>> BEGIN

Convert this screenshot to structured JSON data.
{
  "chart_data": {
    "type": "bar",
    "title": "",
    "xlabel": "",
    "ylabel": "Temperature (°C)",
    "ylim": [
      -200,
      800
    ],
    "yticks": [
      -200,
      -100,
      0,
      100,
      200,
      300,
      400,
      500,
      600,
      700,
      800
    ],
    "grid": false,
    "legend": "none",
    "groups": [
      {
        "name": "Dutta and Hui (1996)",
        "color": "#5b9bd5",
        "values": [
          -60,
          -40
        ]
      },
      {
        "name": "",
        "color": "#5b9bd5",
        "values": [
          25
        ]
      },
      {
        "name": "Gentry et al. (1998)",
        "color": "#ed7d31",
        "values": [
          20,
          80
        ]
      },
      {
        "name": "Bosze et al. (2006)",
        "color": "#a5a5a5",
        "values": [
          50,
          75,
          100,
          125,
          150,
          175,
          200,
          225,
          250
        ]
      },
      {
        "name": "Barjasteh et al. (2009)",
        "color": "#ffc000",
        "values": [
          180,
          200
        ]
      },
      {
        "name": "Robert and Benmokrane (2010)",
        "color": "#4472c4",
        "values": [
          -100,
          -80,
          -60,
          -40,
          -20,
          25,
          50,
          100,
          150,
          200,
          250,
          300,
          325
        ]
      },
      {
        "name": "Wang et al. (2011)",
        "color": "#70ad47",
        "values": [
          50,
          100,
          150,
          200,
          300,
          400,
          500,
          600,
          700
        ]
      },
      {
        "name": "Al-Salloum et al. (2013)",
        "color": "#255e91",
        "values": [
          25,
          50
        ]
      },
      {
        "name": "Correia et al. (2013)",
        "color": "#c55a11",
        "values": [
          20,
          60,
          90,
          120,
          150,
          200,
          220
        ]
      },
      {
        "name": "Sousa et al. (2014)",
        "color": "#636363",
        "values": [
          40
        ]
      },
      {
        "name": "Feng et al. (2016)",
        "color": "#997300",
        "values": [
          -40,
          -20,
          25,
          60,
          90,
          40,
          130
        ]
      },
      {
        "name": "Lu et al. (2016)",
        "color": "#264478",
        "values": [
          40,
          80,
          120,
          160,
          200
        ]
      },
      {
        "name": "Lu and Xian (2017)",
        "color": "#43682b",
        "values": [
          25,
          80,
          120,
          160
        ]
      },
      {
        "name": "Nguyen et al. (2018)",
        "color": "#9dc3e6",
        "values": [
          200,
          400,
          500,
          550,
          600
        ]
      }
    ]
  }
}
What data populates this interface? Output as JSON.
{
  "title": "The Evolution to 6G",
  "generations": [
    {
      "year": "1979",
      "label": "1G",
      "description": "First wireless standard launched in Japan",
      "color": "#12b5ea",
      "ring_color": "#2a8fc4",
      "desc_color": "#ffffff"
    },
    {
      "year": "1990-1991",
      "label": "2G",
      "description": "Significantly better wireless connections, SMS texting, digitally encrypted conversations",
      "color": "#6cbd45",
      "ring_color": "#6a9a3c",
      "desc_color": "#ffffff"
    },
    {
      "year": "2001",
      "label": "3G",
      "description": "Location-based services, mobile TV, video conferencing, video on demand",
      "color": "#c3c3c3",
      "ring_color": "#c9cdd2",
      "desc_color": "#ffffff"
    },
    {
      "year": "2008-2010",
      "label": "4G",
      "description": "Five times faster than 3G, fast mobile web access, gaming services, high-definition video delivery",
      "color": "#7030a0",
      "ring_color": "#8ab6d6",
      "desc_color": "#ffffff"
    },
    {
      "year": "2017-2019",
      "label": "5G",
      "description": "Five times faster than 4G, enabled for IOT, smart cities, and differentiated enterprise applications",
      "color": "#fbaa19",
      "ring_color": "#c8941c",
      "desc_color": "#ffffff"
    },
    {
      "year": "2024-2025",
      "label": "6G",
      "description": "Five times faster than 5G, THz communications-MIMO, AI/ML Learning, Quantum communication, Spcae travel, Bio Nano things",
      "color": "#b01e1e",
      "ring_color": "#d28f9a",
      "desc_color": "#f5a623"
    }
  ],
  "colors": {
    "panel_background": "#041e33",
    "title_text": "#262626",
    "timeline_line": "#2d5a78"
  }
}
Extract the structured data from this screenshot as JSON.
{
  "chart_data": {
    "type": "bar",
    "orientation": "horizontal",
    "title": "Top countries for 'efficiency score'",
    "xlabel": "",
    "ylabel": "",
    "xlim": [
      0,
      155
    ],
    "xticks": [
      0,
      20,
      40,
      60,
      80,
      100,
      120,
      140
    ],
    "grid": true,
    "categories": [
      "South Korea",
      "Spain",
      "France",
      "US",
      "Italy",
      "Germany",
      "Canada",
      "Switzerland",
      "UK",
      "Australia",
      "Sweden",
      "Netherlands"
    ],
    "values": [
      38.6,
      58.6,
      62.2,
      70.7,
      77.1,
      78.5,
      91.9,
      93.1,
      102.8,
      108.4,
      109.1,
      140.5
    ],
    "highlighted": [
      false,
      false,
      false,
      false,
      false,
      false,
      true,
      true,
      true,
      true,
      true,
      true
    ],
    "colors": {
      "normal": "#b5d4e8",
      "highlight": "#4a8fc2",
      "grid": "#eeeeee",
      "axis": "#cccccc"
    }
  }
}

>> END

Written instruction = The records above need to be transcribed in full. Keep every character unchanged.

Result =
Convert this screenshot to structured JSON data.
{
  "chart_data": {
    "type": "bar",
    "title": "",
    "xlabel": "",
    "ylabel": "Temperature (°C)",
    "ylim": [
      -200,
      800
    ],
    "yticks": [
      -200,
      -100,
      0,
      100,
      200,
      300,
      400,
      500,
      600,
      700,
      800
    ],
    "grid": false,
    "legend": "none",
    "groups": [
      {
        "name": "Dutta and Hui (1996)",
        "color": "#5b9bd5",
        "values": [
          -60,
          -40
        ]
      },
      {
        "name": "",
        "color": "#5b9bd5",
        "values": [
          25
        ]
      },
      {
        "name": "Gentry et al. (1998)",
        "color": "#ed7d31",
        "values": [
          20,
          80
        ]
      },
      {
        "name": "Bosze et al. (2006)",
        "color": "#a5a5a5",
        "values": [
          50,
          75,
          100,
          125,
          150,
          175,
          200,
          225,
          250
        ]
      },
      {
        "name": "Barjasteh et al. (2009)",
        "color": "#ffc000",
        "values": [
          180,
          200
        ]
      },
      {
        "name": "Robert and Benmokrane (2010)",
        "color": "#4472c4",
        "values": [
          -100,
          -80,
          -60,
          -40,
          -20,
          25,
          50,
          100,
          150,
          200,
          250,
          300,
          325
        ]
      },
      {
        "name": "Wang et al. (2011)",
        "color": "#70ad47",
        "values": [
          50,
          100,
          150,
          200,
          300,
          400,
          500,
          600,
          700
        ]
      },
      {
        "name": "Al-Salloum et al. (2013)",
        "color": "#255e91",
        "values": [
          25,
          50
        ]
      },
      {
        "name": "Correia et al. (2013)",
        "color": "#c55a11",
        "values": [
          20,
          60,
          90,
          120,
          150,
          200,
          220
        ]
      },
      {
        "name": "Sousa et al. (2014)",
        "color": "#636363",
        "values": [
          40
        ]
      },
      {
        "name": "Feng et al. (2016)",
        "color": "#997300",
        "values": [
          -40,
          -20,
          25,
          60,
          90,
          40,
          130
        ]
      },
      {
        "name": "Lu et al. (2016)",
        "color": "#264478",
        "values": [
          40,
          80,
          120,
          160,
          200
        ]
      },
      {
        "name": "Lu and Xian (2017)",
        "color": "#43682b",
        "values": [
          25,
          80,
          120,
          160
        ]
      },
      {
        "name": "Nguyen et al. (2018)",
        "color": "#9dc3e6",
        "values": [
          200,
          400,
          500,
          550,
          600
        ]
      }
    ]
  }
}
What data populates this interface? Output as JSON.
{
  "title": "The Evolution to 6G",
  "generations": [
    {
      "year": "1979",
      "label": "1G",
      "description": "First wireless standard launched in Japan",
      "color": "#12b5ea",
      "ring_color": "#2a8fc4",
      "desc_color": "#ffffff"
    },
    {
      "year": "1990-1991",
      "label": "2G",
      "description": "Significantly better wireless connections, SMS texting, digitally encrypted conversations",
      "color": "#6cbd45",
      "ring_color": "#6a9a3c",
      "desc_color": "#ffffff"
    },
    {
      "year": "2001",
      "label": "3G",
      "description": "Location-based services, mobile TV, video conferencing, video on demand",
      "color": "#c3c3c3",
      "ring_color": "#c9cdd2",
      "desc_color": "#ffffff"
    },
    {
      "year": "2008-2010",
      "label": "4G",
      "description": "Five times faster than 3G, fast mobile web access, gaming services, high-definition video delivery",
      "color": "#7030a0",
      "ring_color": "#8ab6d6",
      "desc_color": "#ffffff"
    },
    {
      "year": "2017-2019",
      "label": "5G",
      "description": "Five times faster than 4G, enabled for IOT, smart cities, and differentiated enterprise applications",
      "color": "#fbaa19",
      "ring_color": "#c8941c",
      "desc_color": "#ffffff"
    },
    {
      "year": "2024-2025",
      "label": "6G",
      "description": "Five times faster than 5G, THz communications-MIMO, AI/ML Learning, Quantum communication, Spcae travel, Bio Nano things",
      "color": "#b01e1e",
      "ring_color": "#d28f9a",
      "desc_color": "#f5a623"
    }
  ],
  "colors": {
    "panel_background": "#041e33",
    "title_text": "#262626",
    "timeline_line": "#2d5a78"
  }
}
Extract the structured data from this screenshot as JSON.
{
  "chart_data": {
    "type": "bar",
    "orientation": "horizontal",
    "title": "Top countries for 'efficiency score'",
    "xlabel": "",
    "ylabel": "",
    "xlim": [
      0,
      155
    ],
    "xticks": [
      0,
      20,
      40,
      60,
      80,
      100,
      120,
      140
    ],
    "grid": true,
    "categories": [
      "South Korea",
      "Spain",
      "France",
      "US",
      "Italy",
      "Germany",
      "Canada",
      "Switzerland",
      "UK",
      "Australia",
      "Sweden",
      "Netherlands"
    ],
    "values": [
      38.6,
      58.6,
      62.2,
      70.7,
      77.1,
      78.5,
      91.9,
      93.1,
      102.8,
      108.4,
      109.1,
      140.5
    ],
    "highlighted": [
      false,
      false,
      false,
      false,
      false,
      false,
      true,
      true,
      true,
      true,
      true,
      true
    ],
    "colors": {
      "normal": "#b5d4e8",
      "highlight": "#4a8fc2",
      "grid": "#eeeeee",
      "axis": "#cccccc"
    }
  }
}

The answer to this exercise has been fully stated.